INPUT DATA ::
^^^^^^^^^^^^^^^^

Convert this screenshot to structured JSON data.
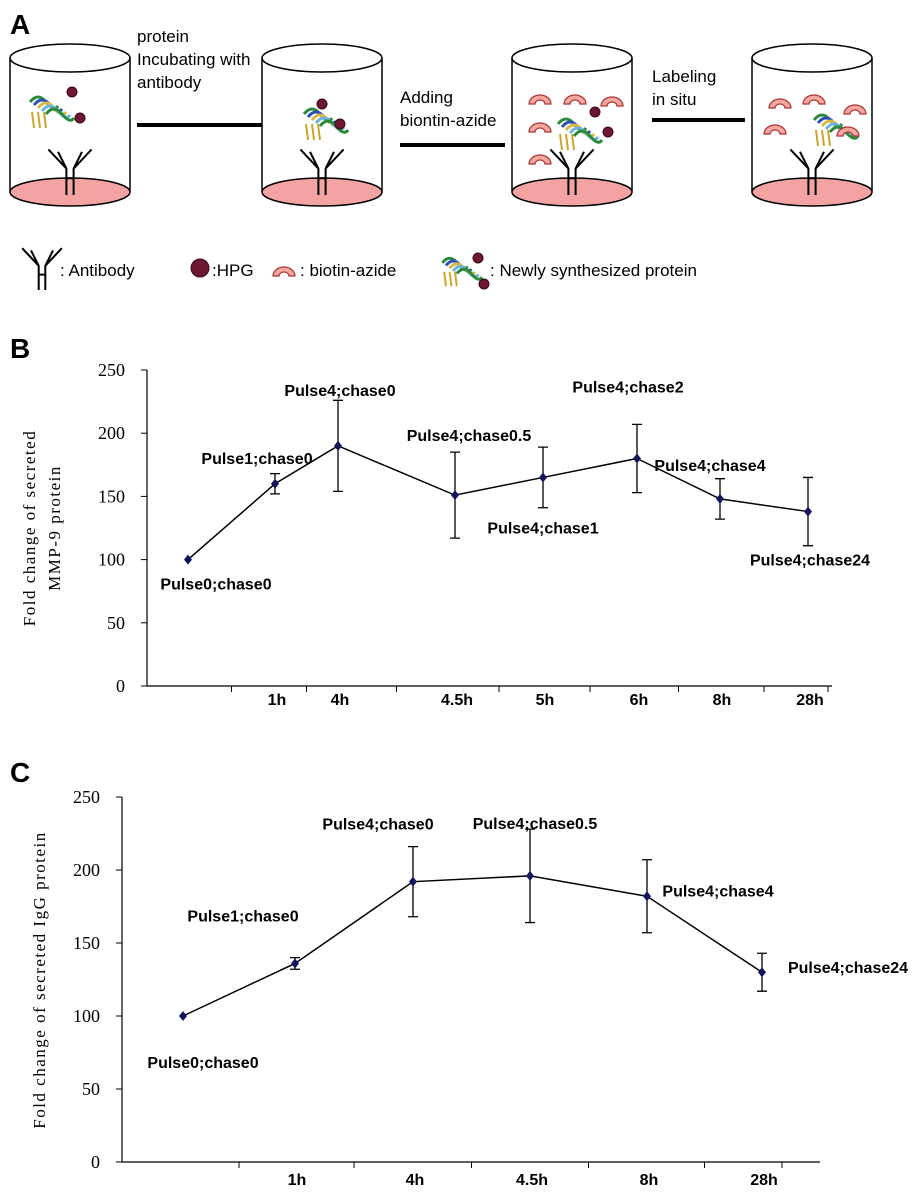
{
  "diagram": {
    "panel_label": "A",
    "steps": [
      [
        "protein",
        "Incubating with",
        "antibody"
      ],
      [
        "Adding",
        "biontin-azide"
      ],
      [
        "Labeling",
        "in situ"
      ]
    ],
    "legend": [
      ": Antibody",
      ":HPG",
      ": biotin-azide",
      ": Newly synthesized protein"
    ]
  },
  "chart_data": [
    {
      "type": "line",
      "panel_label": "B",
      "ylabel_lines": [
        "Fold change of secreted",
        "MMP-9 protein"
      ],
      "categories": [
        null,
        "1h",
        "4h",
        "4.5h",
        "5h",
        "6h",
        "8h",
        "28h"
      ],
      "values": [
        100,
        160,
        190,
        151,
        165,
        180,
        148,
        138
      ],
      "errors": [
        0,
        8,
        36,
        34,
        24,
        27,
        16,
        27
      ],
      "point_labels": [
        "Pulse0;chase0",
        "Pulse1;chase0",
        "Pulse4;chase0",
        "Pulse4;chase0.5",
        "Pulse4;chase1",
        "Pulse4;chase2",
        "Pulse4;chase4",
        "Pulse4;chase24"
      ],
      "color": "#14145a",
      "ylim": [
        0,
        250
      ],
      "yticks": [
        0,
        50,
        100,
        150,
        200,
        250
      ]
    },
    {
      "type": "line",
      "panel_label": "C",
      "ylabel_lines": [
        "Fold change of secreted IgG protein"
      ],
      "categories": [
        null,
        "1h",
        "4h",
        "4.5h",
        "8h",
        "28h"
      ],
      "values": [
        100,
        136,
        192,
        196,
        182,
        130
      ],
      "errors": [
        0,
        4,
        24,
        32,
        25,
        13
      ],
      "point_labels": [
        "Pulse0;chase0",
        "Pulse1;chase0",
        "Pulse4;chase0",
        "Pulse4;chase0.5",
        "Pulse4;chase4",
        "Pulse4;chase24"
      ],
      "color": "#14145a",
      "ylim": [
        0,
        250
      ],
      "yticks": [
        0,
        50,
        100,
        150,
        200,
        250
      ]
    }
  ]
}
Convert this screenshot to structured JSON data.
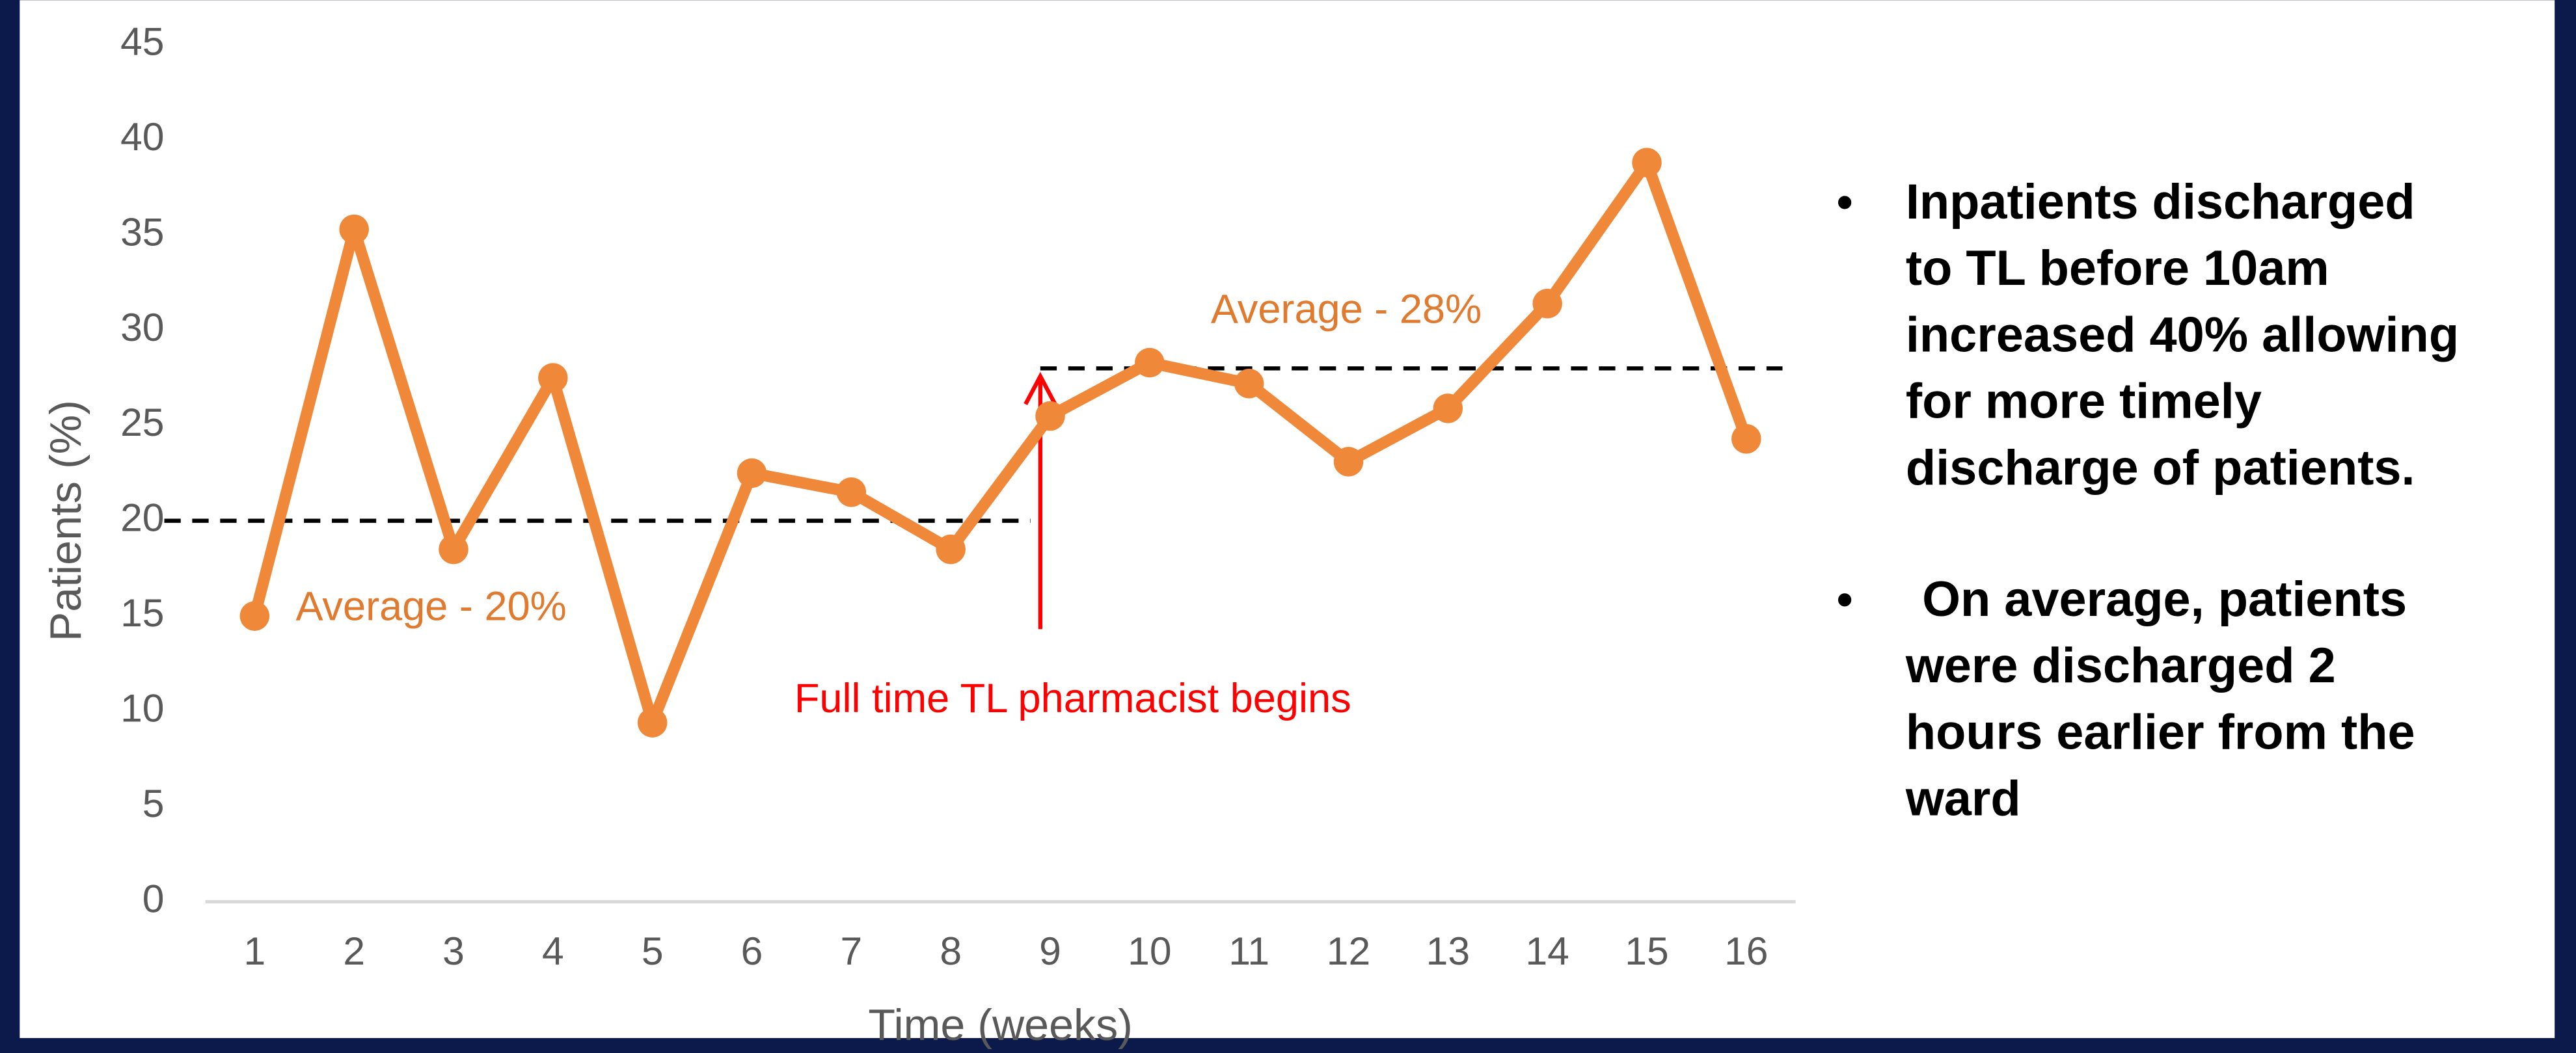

^^^^^^^^^^^^^^^^

ACTIVITY :: Show every line above where "protein" is found.

ANSWER BOX ::
        "protein",
      ": Newly synthesized protein"
        "MMP-9 protein"
        "Fold change of secreted IgG protein"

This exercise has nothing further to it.